DESCRIPTION OF THE TASK
Collect each line containing "Inclination".

PROVIDED ENTRIES
— Start —
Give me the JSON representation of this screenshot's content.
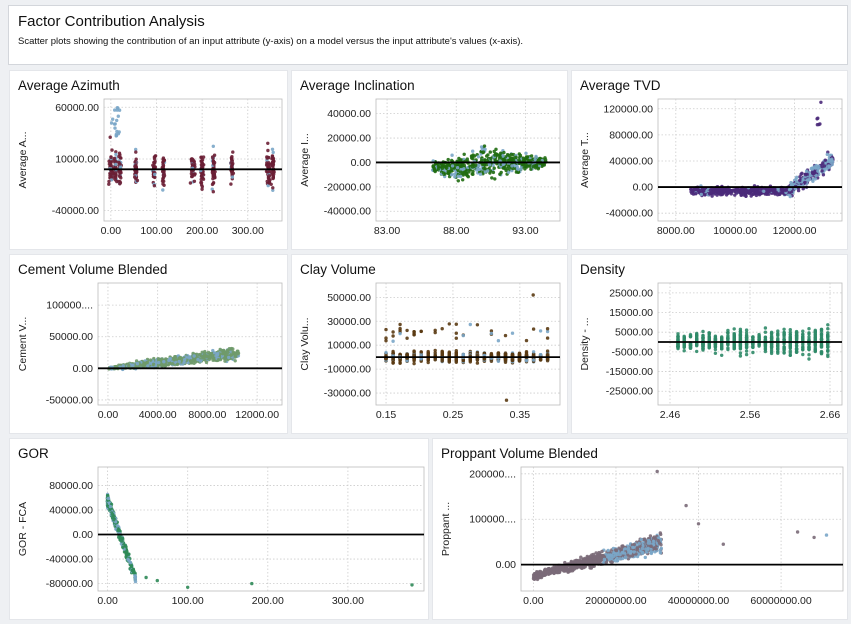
{
  "header": {
    "title": "Factor Contribution Analysis",
    "subtitle": "Scatter plots showing the contribution of an input attribute (y-axis) on a model versus the input attribute's values (x-axis)."
  },
  "chart_data": [
    {
      "type": "scatter",
      "title": "Average Azimuth",
      "xlabel": "Average Azimuth",
      "ylabel": "Average A...",
      "xlim": [
        -15,
        375
      ],
      "ylim": [
        -50000,
        68000
      ],
      "xticks": [
        0,
        100,
        200,
        300
      ],
      "xtick_labels": [
        "0.00",
        "100.00",
        "200.00",
        "300.00"
      ],
      "yticks": [
        60000,
        10000,
        -40000
      ],
      "ytick_labels": [
        "60000.00",
        "10000.00",
        "-40000.00"
      ],
      "colors": [
        "#6b1f35",
        "#7aa6c8"
      ]
    },
    {
      "type": "scatter",
      "title": "Average Inclination",
      "xlabel": "Average Inclination",
      "ylabel": "Average I...",
      "xlim": [
        82.2,
        95.5
      ],
      "ylim": [
        -48000,
        52000
      ],
      "xticks": [
        83,
        88,
        93
      ],
      "xtick_labels": [
        "83.00",
        "88.00",
        "93.00"
      ],
      "yticks": [
        40000,
        20000,
        0,
        -20000,
        -40000
      ],
      "ytick_labels": [
        "40000.00",
        "20000.00",
        "0.00",
        "-20000.00",
        "-40000.00"
      ],
      "colors": [
        "#1f6b10",
        "#7aa6c8"
      ]
    },
    {
      "type": "scatter",
      "title": "Average TVD",
      "xlabel": "Average TVD",
      "ylabel": "Average T...",
      "xlim": [
        7400,
        13600
      ],
      "ylim": [
        -52000,
        135000
      ],
      "xticks": [
        8000,
        10000,
        12000
      ],
      "xtick_labels": [
        "8000.00",
        "10000.00",
        "12000.00"
      ],
      "yticks": [
        120000,
        80000,
        40000,
        0,
        -40000
      ],
      "ytick_labels": [
        "120000.00",
        "80000.00",
        "40000.00",
        "0.00",
        "-40000.00"
      ],
      "colors": [
        "#4b2a7a",
        "#7aa6c8"
      ]
    },
    {
      "type": "scatter",
      "title": "Cement Volume Blended",
      "xlabel": "Cement Volume Blended",
      "ylabel": "Cement V...",
      "xlim": [
        -800,
        14000
      ],
      "ylim": [
        -58000,
        135000
      ],
      "xticks": [
        0,
        4000,
        8000,
        12000
      ],
      "xtick_labels": [
        "0.00",
        "4000.00",
        "8000.00",
        "12000.00"
      ],
      "yticks": [
        100000,
        50000,
        0,
        -50000
      ],
      "ytick_labels": [
        "100000....",
        "50000.00",
        "0.00",
        "-50000.00"
      ],
      "colors": [
        "#6f9a6a",
        "#7aa6c8"
      ]
    },
    {
      "type": "scatter",
      "title": "Clay Volume",
      "xlabel": "Clay Volume",
      "ylabel": "Clay Volu...",
      "xlim": [
        0.135,
        0.41
      ],
      "ylim": [
        -40000,
        62000
      ],
      "xticks": [
        0.15,
        0.25,
        0.35
      ],
      "xtick_labels": [
        "0.15",
        "0.25",
        "0.35"
      ],
      "yticks": [
        50000,
        30000,
        10000,
        -10000,
        -30000
      ],
      "ytick_labels": [
        "50000.00",
        "30000.00",
        "10000.00",
        "-10000.00",
        "-30000.00"
      ],
      "colors": [
        "#5a3a12",
        "#7aa6c8"
      ]
    },
    {
      "type": "scatter",
      "title": "Density",
      "xlabel": "Density",
      "ylabel": "Density - ...",
      "xlim": [
        2.445,
        2.675
      ],
      "ylim": [
        -32000,
        30000
      ],
      "xticks": [
        2.46,
        2.56,
        2.66
      ],
      "xtick_labels": [
        "2.46",
        "2.56",
        "2.66"
      ],
      "yticks": [
        25000,
        15000,
        5000,
        -5000,
        -15000,
        -25000
      ],
      "ytick_labels": [
        "25000.00",
        "15000.00",
        "5000.00",
        "-5000.00",
        "-15000.00",
        "-25000.00"
      ],
      "colors": [
        "#2f8a68"
      ]
    },
    {
      "type": "scatter",
      "title": "GOR",
      "xlabel": "GOR",
      "ylabel": "GOR - FCA",
      "xlim": [
        -12,
        395
      ],
      "ylim": [
        -92000,
        110000
      ],
      "xticks": [
        0,
        100,
        200,
        300
      ],
      "xtick_labels": [
        "0.00",
        "100.00",
        "200.00",
        "300.00"
      ],
      "yticks": [
        80000,
        40000,
        0,
        -40000,
        -80000
      ],
      "ytick_labels": [
        "80000.00",
        "40000.00",
        "0.00",
        "-40000.00",
        "-80000.00"
      ],
      "colors": [
        "#2f8a58",
        "#7aa6c8"
      ]
    },
    {
      "type": "scatter",
      "title": "Proppant Volume Blended",
      "xlabel": "Proppant Volume Blended",
      "ylabel": "Proppant ...",
      "xlim": [
        -3000000,
        75000000
      ],
      "ylim": [
        -58000,
        215000
      ],
      "xticks": [
        0,
        20000000,
        40000000,
        60000000
      ],
      "xtick_labels": [
        "0.00",
        "20000000.00",
        "40000000.00",
        "60000000.00"
      ],
      "yticks": [
        200000,
        100000,
        0
      ],
      "ytick_labels": [
        "200000....",
        "100000....",
        "0.00"
      ],
      "colors": [
        "#7a6a78",
        "#7aa6c8"
      ]
    }
  ]
}
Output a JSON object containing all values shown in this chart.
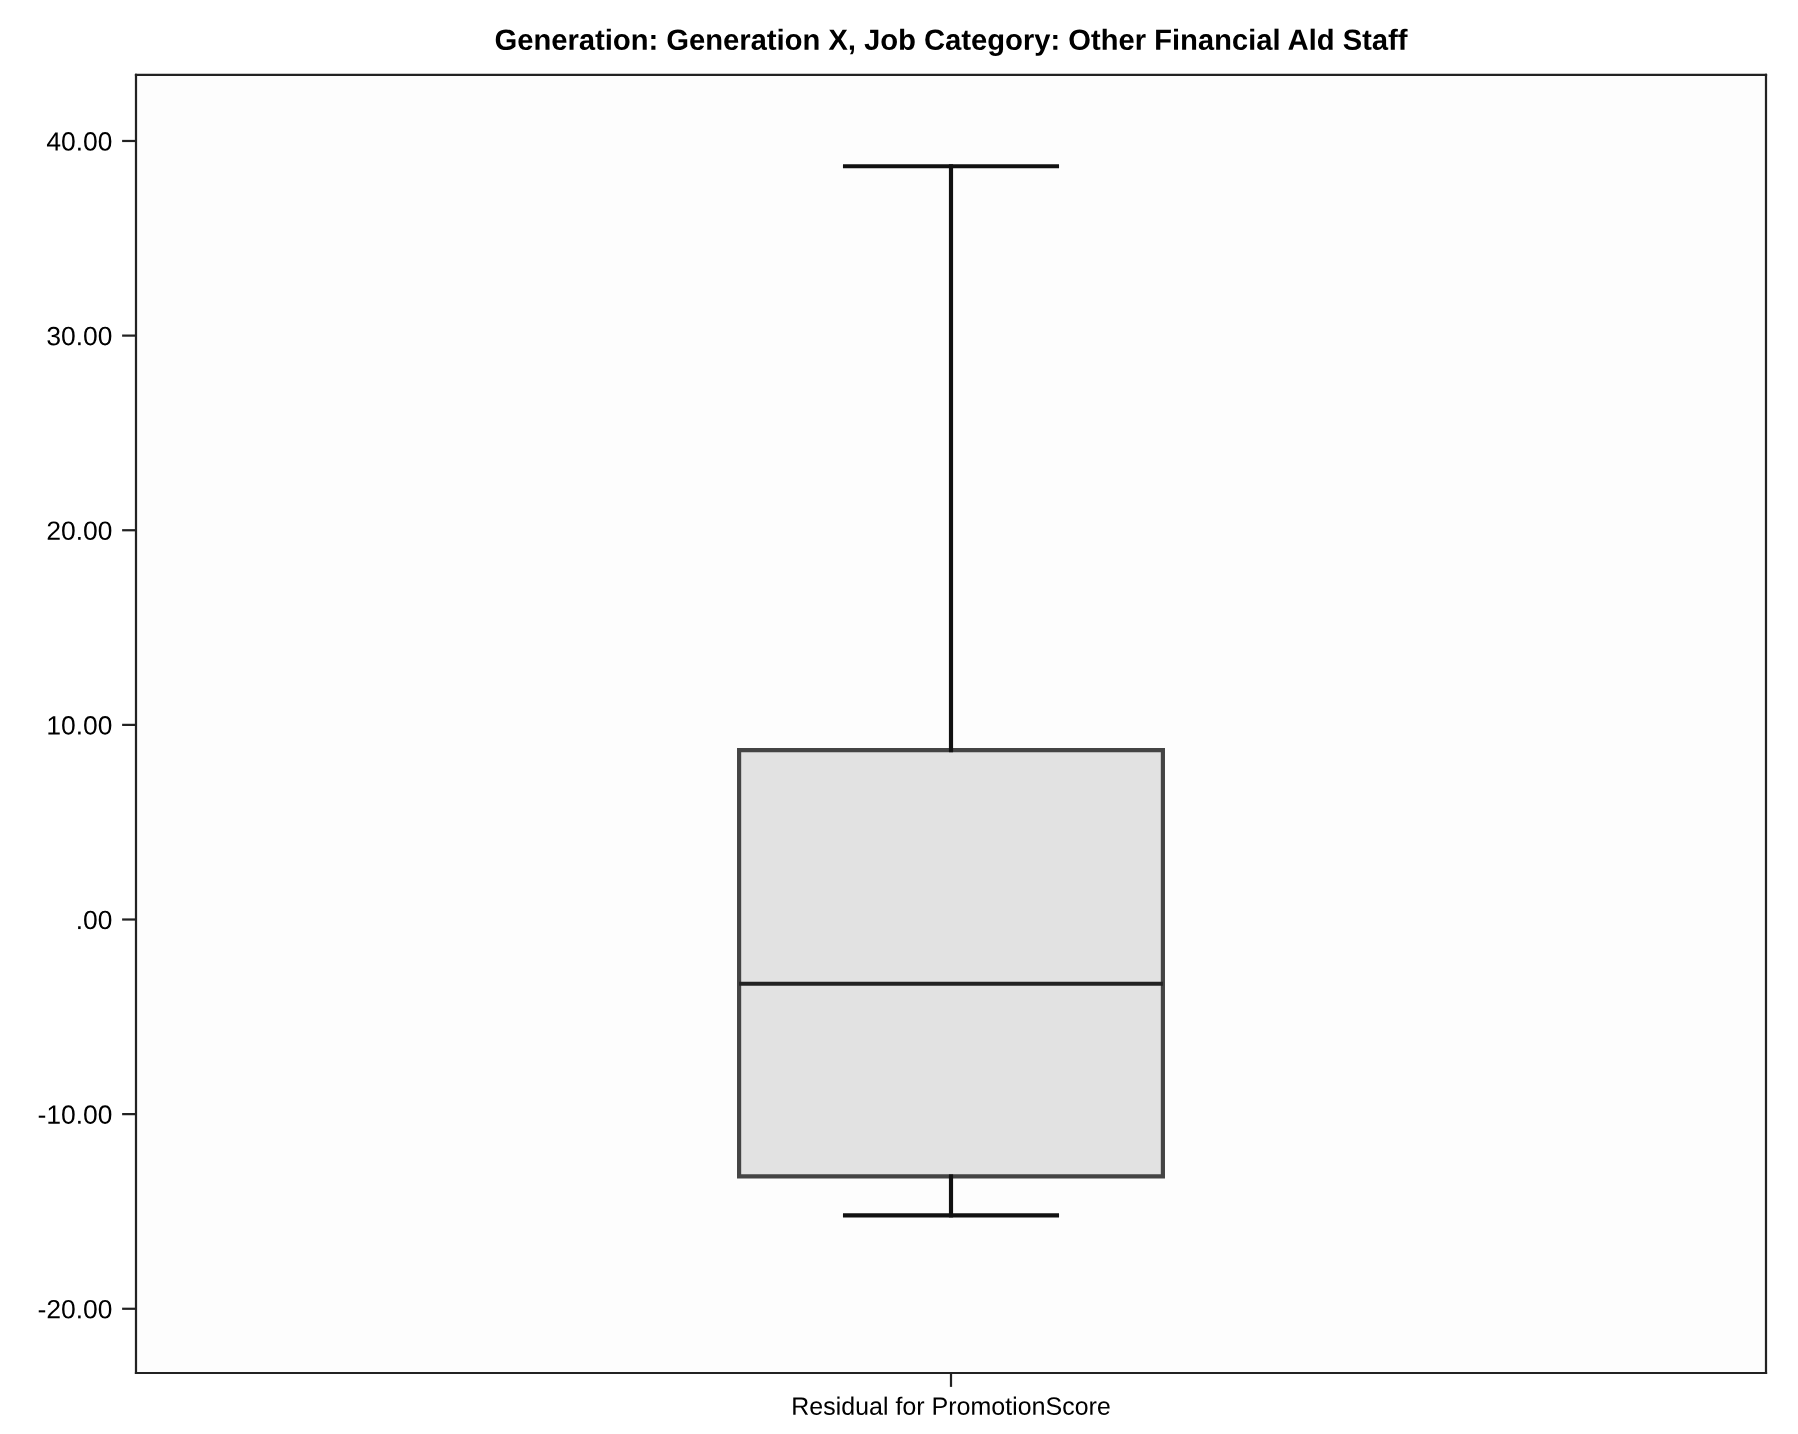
— End —
CORRECT ANSWER
      "title": "Average Inclination",
      "xlabel": "Average Inclination",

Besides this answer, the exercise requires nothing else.